──────── Recorded data
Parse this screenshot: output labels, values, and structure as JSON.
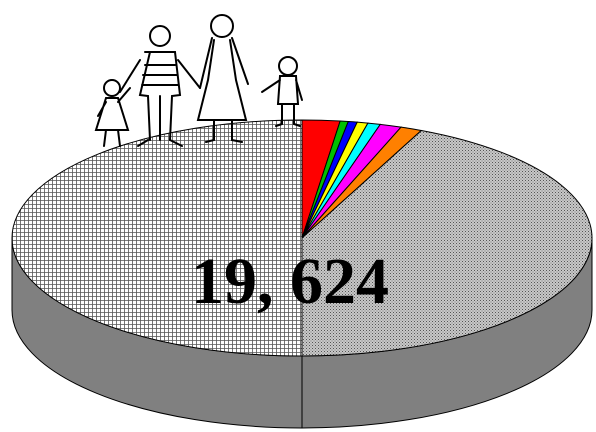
{
  "chart_data": {
    "type": "pie",
    "title": "19, 624",
    "values": [
      2.1,
      0.45,
      0.5,
      0.6,
      0.7,
      1.2,
      1.2,
      43.25,
      50
    ],
    "colors": [
      "#ff0000",
      "#00c000",
      "#0000ff",
      "#ffff00",
      "#00ffff",
      "#ff00ff",
      "#ff8000",
      "gray-dots",
      "grid-hatch"
    ],
    "three_d": true
  }
}
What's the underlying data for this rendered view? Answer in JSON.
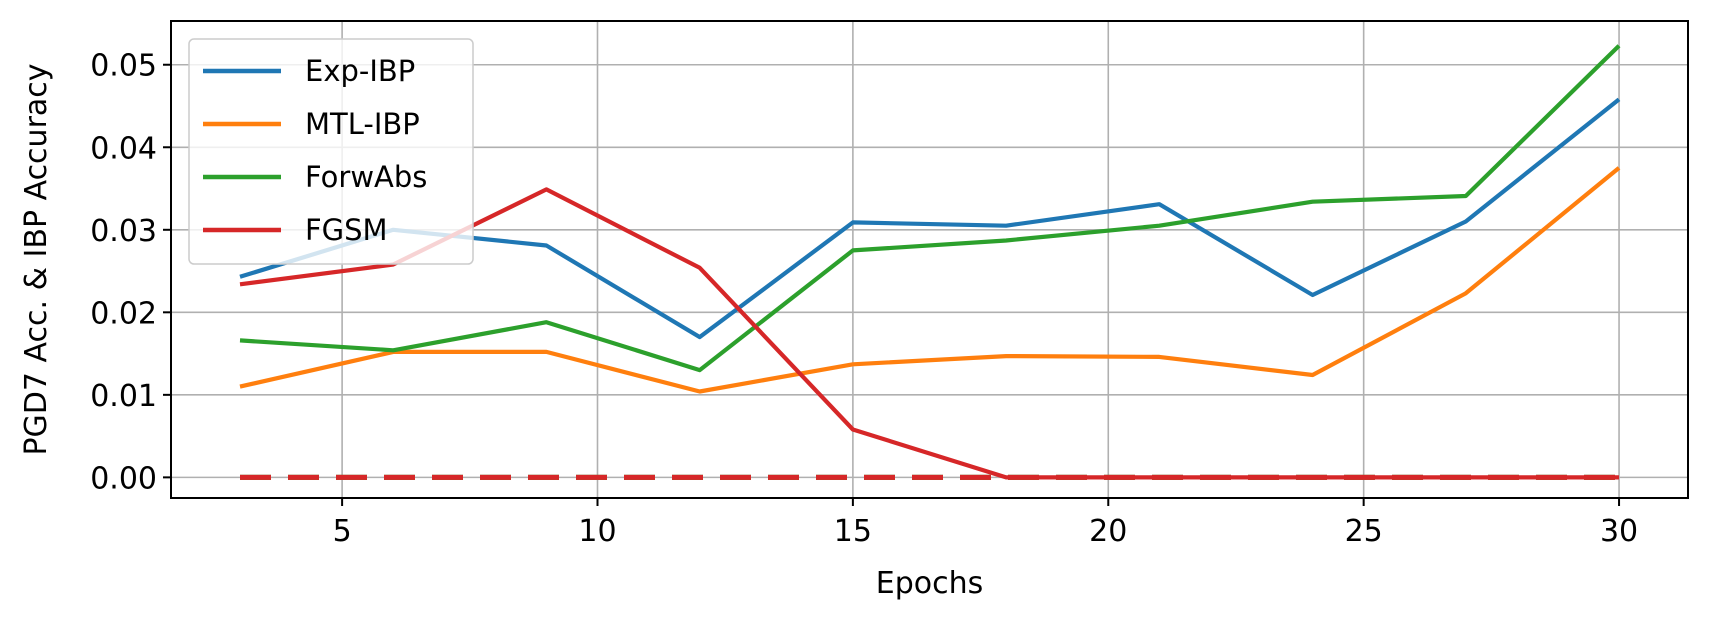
{
  "chart_data": {
    "type": "line",
    "xlabel": "Epochs",
    "ylabel": "PGD7 Acc. & IBP Accuracy",
    "xlim": [
      1.65,
      31.35
    ],
    "ylim": [
      -0.0025,
      0.0553
    ],
    "xticks": [
      5,
      10,
      15,
      20,
      25,
      30
    ],
    "yticks": [
      0.0,
      0.01,
      0.02,
      0.03,
      0.04,
      0.05
    ],
    "ytick_labels": [
      "0.00",
      "0.01",
      "0.02",
      "0.03",
      "0.04",
      "0.05"
    ],
    "grid": true,
    "legend_position": "upper-left",
    "x": [
      3,
      6,
      9,
      12,
      15,
      18,
      21,
      24,
      27,
      30
    ],
    "series": [
      {
        "name": "Exp-IBP",
        "color": "#1f77b4",
        "values": [
          0.0243,
          0.03,
          0.0281,
          0.017,
          0.0309,
          0.0305,
          0.0331,
          0.0221,
          0.031,
          0.0458
        ],
        "ibp_values": [
          0,
          0,
          0,
          0,
          0,
          0,
          0,
          0,
          0,
          0
        ]
      },
      {
        "name": "MTL-IBP",
        "color": "#ff7f0e",
        "values": [
          0.011,
          0.0152,
          0.0152,
          0.0104,
          0.0137,
          0.0147,
          0.0146,
          0.0124,
          0.0223,
          0.0375
        ],
        "ibp_values": [
          0,
          0,
          0,
          0,
          0,
          0,
          0,
          0,
          0,
          0
        ]
      },
      {
        "name": "ForwAbs",
        "color": "#2ca02c",
        "values": [
          0.0166,
          0.0154,
          0.0188,
          0.013,
          0.0275,
          0.0287,
          0.0305,
          0.0334,
          0.0341,
          0.0523
        ],
        "ibp_values": [
          0,
          0,
          0,
          0,
          0,
          0,
          0,
          0,
          0,
          0
        ]
      },
      {
        "name": "FGSM",
        "color": "#d62728",
        "values": [
          0.0234,
          0.0258,
          0.0349,
          0.0254,
          0.0058,
          0.0,
          0.0,
          0.0,
          0.0,
          0.0
        ],
        "ibp_values": [
          0,
          0,
          0,
          0,
          0,
          0,
          0,
          0,
          0,
          0
        ]
      }
    ]
  }
}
────────────────
Goal of the exercise:
Transcribe the full listing character for character. Pictures are excluded.

Full output:
Parse this screenshot: output labels, values, and structure as JSON.
{
  "chart_data": {
    "type": "pie",
    "title": "19, 624",
    "values": [
      2.1,
      0.45,
      0.5,
      0.6,
      0.7,
      1.2,
      1.2,
      43.25,
      50
    ],
    "colors": [
      "#ff0000",
      "#00c000",
      "#0000ff",
      "#ffff00",
      "#00ffff",
      "#ff00ff",
      "#ff8000",
      "gray-dots",
      "grid-hatch"
    ],
    "three_d": true
  }
}
What's the underlying data for this rendered view? Answer in JSON.
{
  "chart_data": {
    "type": "line",
    "xlabel": "Epochs",
    "ylabel": "PGD7 Acc. & IBP Accuracy",
    "xlim": [
      1.65,
      31.35
    ],
    "ylim": [
      -0.0025,
      0.0553
    ],
    "xticks": [
      5,
      10,
      15,
      20,
      25,
      30
    ],
    "yticks": [
      0.0,
      0.01,
      0.02,
      0.03,
      0.04,
      0.05
    ],
    "ytick_labels": [
      "0.00",
      "0.01",
      "0.02",
      "0.03",
      "0.04",
      "0.05"
    ],
    "grid": true,
    "legend_position": "upper-left",
    "x": [
      3,
      6,
      9,
      12,
      15,
      18,
      21,
      24,
      27,
      30
    ],
    "series": [
      {
        "name": "Exp-IBP",
        "color": "#1f77b4",
        "values": [
          0.0243,
          0.03,
          0.0281,
          0.017,
          0.0309,
          0.0305,
          0.0331,
          0.0221,
          0.031,
          0.0458
        ],
        "ibp_values": [
          0,
          0,
          0,
          0,
          0,
          0,
          0,
          0,
          0,
          0
        ]
      },
      {
        "name": "MTL-IBP",
        "color": "#ff7f0e",
        "values": [
          0.011,
          0.0152,
          0.0152,
          0.0104,
          0.0137,
          0.0147,
          0.0146,
          0.0124,
          0.0223,
          0.0375
        ],
        "ibp_values": [
          0,
          0,
          0,
          0,
          0,
          0,
          0,
          0,
          0,
          0
        ]
      },
      {
        "name": "ForwAbs",
        "color": "#2ca02c",
        "values": [
          0.0166,
          0.0154,
          0.0188,
          0.013,
          0.0275,
          0.0287,
          0.0305,
          0.0334,
          0.0341,
          0.0523
        ],
        "ibp_values": [
          0,
          0,
          0,
          0,
          0,
          0,
          0,
          0,
          0,
          0
        ]
      },
      {
        "name": "FGSM",
        "color": "#d62728",
        "values": [
          0.0234,
          0.0258,
          0.0349,
          0.0254,
          0.0058,
          0.0,
          0.0,
          0.0,
          0.0,
          0.0
        ],
        "ibp_values": [
          0,
          0,
          0,
          0,
          0,
          0,
          0,
          0,
          0,
          0
        ]
      }
    ]
  }
}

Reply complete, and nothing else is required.